▶ [YOUR OBJECTIVE] Tally the lines in the records underneath that contain the string "Anticiparse", and state the figure by itself.

▶ [DATA SUPPLIED]
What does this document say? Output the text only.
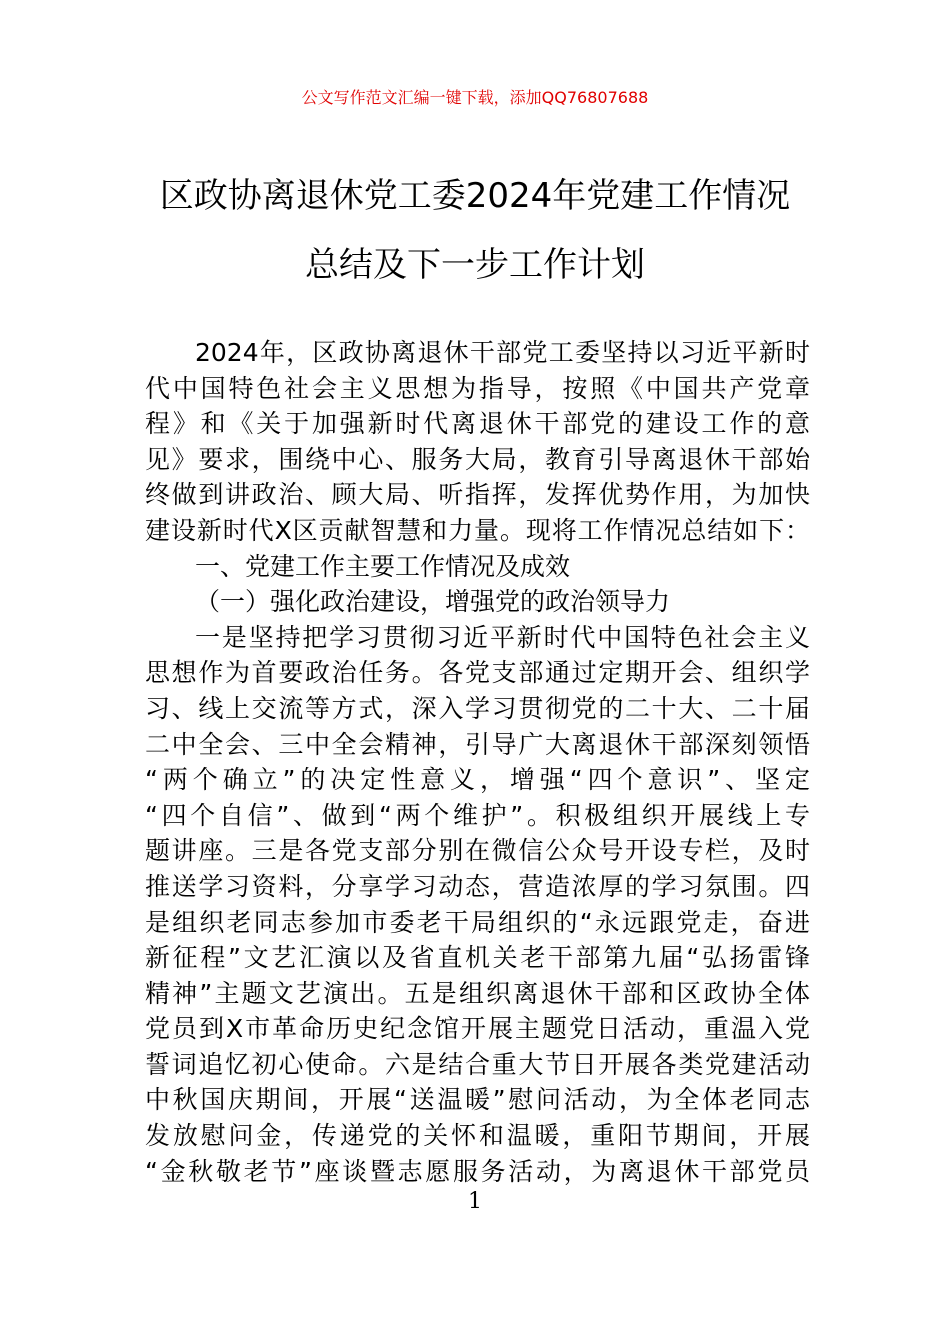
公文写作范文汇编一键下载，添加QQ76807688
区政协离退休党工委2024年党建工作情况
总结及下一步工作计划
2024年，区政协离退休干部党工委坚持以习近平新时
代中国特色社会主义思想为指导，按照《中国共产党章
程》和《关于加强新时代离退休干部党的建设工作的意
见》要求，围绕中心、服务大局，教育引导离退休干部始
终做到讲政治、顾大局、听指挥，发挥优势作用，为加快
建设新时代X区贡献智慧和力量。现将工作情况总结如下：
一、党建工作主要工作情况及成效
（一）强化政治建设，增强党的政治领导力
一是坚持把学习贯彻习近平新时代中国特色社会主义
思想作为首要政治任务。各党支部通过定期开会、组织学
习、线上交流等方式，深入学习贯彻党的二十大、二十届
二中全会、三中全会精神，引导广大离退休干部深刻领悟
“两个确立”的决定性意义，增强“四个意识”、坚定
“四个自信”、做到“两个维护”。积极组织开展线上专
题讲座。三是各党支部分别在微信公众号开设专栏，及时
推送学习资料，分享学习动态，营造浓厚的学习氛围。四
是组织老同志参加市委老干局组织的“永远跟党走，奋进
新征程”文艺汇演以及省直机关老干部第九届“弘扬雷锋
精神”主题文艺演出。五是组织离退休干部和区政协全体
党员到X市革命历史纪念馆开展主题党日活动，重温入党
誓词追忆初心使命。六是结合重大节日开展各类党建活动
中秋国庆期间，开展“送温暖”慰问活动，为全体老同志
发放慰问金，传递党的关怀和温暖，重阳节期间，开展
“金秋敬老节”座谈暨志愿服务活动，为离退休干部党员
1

==

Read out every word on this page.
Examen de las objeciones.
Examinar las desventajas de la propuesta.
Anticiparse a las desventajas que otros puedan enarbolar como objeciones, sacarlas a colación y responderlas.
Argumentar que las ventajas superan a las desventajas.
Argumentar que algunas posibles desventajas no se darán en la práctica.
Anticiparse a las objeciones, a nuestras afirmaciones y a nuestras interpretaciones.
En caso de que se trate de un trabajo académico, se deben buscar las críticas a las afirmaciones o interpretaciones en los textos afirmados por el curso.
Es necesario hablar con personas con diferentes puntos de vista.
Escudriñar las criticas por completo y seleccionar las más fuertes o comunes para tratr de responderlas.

▶ [OUTPUT FOR THIS TASK] 2